[Layout-Koordinatendaten]
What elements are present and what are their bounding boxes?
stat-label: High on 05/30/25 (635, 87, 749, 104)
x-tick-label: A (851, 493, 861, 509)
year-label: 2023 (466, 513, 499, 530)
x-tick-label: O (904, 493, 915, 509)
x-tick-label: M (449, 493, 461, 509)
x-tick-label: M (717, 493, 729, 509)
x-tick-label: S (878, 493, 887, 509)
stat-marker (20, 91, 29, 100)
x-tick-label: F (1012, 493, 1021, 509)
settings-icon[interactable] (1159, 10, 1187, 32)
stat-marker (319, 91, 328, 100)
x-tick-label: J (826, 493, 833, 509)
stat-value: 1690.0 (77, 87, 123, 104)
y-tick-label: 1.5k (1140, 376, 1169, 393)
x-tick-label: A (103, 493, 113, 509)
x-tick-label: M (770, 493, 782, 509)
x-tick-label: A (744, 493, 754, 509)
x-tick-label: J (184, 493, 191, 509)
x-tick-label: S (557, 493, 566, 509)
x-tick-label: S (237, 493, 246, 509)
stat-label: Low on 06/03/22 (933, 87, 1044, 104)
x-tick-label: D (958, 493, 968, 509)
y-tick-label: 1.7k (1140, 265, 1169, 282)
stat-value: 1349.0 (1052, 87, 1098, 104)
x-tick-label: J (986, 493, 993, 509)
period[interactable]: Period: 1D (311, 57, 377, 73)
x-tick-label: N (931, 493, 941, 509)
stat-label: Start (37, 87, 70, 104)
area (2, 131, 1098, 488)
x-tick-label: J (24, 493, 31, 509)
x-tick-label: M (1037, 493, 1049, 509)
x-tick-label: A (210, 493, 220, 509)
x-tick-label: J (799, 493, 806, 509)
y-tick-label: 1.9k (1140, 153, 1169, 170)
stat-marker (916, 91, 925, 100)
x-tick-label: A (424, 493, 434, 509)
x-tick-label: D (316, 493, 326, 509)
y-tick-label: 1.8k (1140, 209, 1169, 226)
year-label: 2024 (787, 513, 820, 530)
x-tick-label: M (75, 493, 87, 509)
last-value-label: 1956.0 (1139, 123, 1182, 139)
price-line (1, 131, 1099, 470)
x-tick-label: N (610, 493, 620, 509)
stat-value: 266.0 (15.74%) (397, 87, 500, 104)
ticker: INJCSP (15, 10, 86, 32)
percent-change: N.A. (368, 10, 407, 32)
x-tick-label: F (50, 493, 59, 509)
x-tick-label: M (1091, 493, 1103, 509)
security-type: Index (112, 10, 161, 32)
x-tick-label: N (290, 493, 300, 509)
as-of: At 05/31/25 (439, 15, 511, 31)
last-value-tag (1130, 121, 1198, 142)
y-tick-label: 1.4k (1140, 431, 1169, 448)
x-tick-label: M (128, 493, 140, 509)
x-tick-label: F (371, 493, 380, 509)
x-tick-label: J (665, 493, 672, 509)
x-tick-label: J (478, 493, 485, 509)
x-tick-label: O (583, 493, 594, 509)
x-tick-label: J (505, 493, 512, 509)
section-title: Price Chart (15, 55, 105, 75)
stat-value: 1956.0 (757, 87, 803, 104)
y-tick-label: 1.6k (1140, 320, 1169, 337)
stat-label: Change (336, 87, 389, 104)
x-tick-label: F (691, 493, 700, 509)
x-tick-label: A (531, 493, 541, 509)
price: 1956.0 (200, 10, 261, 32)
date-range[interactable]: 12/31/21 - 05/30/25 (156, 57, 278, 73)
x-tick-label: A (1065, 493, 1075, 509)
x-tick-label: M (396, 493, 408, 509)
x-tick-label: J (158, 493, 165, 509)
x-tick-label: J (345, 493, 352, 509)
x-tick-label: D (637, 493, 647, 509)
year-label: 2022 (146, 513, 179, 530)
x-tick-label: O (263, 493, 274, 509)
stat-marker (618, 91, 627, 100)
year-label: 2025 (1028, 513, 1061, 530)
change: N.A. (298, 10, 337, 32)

→ ZIEL
Bearbeiten Sie die obigen Daten, indem Sie „Price Chart“ durch „Price History“ ersetzen. Geben Sie alles Übrige unverändert wieder.

→ LÖSUNG DER AUFGABE
What elements are present and what are their bounding boxes?
stat-label: High on 05/30/25 (635, 87, 749, 104)
x-tick-label: A (851, 493, 861, 509)
year-label: 2023 (466, 513, 499, 530)
x-tick-label: O (904, 493, 915, 509)
x-tick-label: M (449, 493, 461, 509)
x-tick-label: M (717, 493, 729, 509)
x-tick-label: S (878, 493, 887, 509)
stat-marker (20, 91, 29, 100)
x-tick-label: F (1012, 493, 1021, 509)
settings-icon[interactable] (1159, 10, 1187, 32)
stat-marker (319, 91, 328, 100)
x-tick-label: J (826, 493, 833, 509)
stat-value: 1690.0 (77, 87, 123, 104)
y-tick-label: 1.5k (1140, 376, 1169, 393)
x-tick-label: A (103, 493, 113, 509)
x-tick-label: M (770, 493, 782, 509)
x-tick-label: A (744, 493, 754, 509)
x-tick-label: J (184, 493, 191, 509)
x-tick-label: S (557, 493, 566, 509)
x-tick-label: S (237, 493, 246, 509)
stat-label: Low on 06/03/22 (933, 87, 1044, 104)
x-tick-label: D (958, 493, 968, 509)
y-tick-label: 1.7k (1140, 265, 1169, 282)
stat-value: 1349.0 (1052, 87, 1098, 104)
x-tick-label: J (986, 493, 993, 509)
period[interactable]: Period: 1D (311, 57, 377, 73)
x-tick-label: N (931, 493, 941, 509)
stat-label: Start (37, 87, 70, 104)
area (2, 131, 1098, 488)
x-tick-label: J (24, 493, 31, 509)
x-tick-label: M (1037, 493, 1049, 509)
x-tick-label: A (210, 493, 220, 509)
x-tick-label: J (799, 493, 806, 509)
y-tick-label: 1.9k (1140, 153, 1169, 170)
stat-marker (916, 91, 925, 100)
x-tick-label: A (424, 493, 434, 509)
x-tick-label: D (316, 493, 326, 509)
y-tick-label: 1.8k (1140, 209, 1169, 226)
year-label: 2024 (787, 513, 820, 530)
x-tick-label: M (75, 493, 87, 509)
last-value-label: 1956.0 (1139, 123, 1182, 139)
price-line (1, 131, 1099, 470)
x-tick-label: N (610, 493, 620, 509)
stat-value: 266.0 (15.74%) (397, 87, 500, 104)
ticker: INJCSP (15, 10, 86, 32)
percent-change: N.A. (368, 10, 407, 32)
x-tick-label: F (50, 493, 59, 509)
x-tick-label: M (1091, 493, 1103, 509)
security-type: Index (112, 10, 161, 32)
x-tick-label: N (290, 493, 300, 509)
as-of: At 05/31/25 (439, 15, 511, 31)
last-value-tag (1130, 121, 1198, 142)
y-tick-label: 1.4k (1140, 431, 1169, 448)
x-tick-label: M (128, 493, 140, 509)
x-tick-label: F (371, 493, 380, 509)
x-tick-label: J (665, 493, 672, 509)
x-tick-label: J (478, 493, 485, 509)
x-tick-label: O (583, 493, 594, 509)
x-tick-label: J (505, 493, 512, 509)
section-title: Price History (15, 55, 105, 75)
stat-value: 1956.0 (757, 87, 803, 104)
y-tick-label: 1.6k (1140, 320, 1169, 337)
stat-label: Change (336, 87, 389, 104)
x-tick-label: F (691, 493, 700, 509)
x-tick-label: A (531, 493, 541, 509)
price: 1956.0 (200, 10, 261, 32)
date-range[interactable]: 12/31/21 - 05/30/25 (156, 57, 278, 73)
x-tick-label: A (1065, 493, 1075, 509)
x-tick-label: M (396, 493, 408, 509)
x-tick-label: J (158, 493, 165, 509)
x-tick-label: J (345, 493, 352, 509)
x-tick-label: D (637, 493, 647, 509)
year-label: 2022 (146, 513, 179, 530)
x-tick-label: O (263, 493, 274, 509)
stat-marker (618, 91, 627, 100)
year-label: 2025 (1028, 513, 1061, 530)
change: N.A. (298, 10, 337, 32)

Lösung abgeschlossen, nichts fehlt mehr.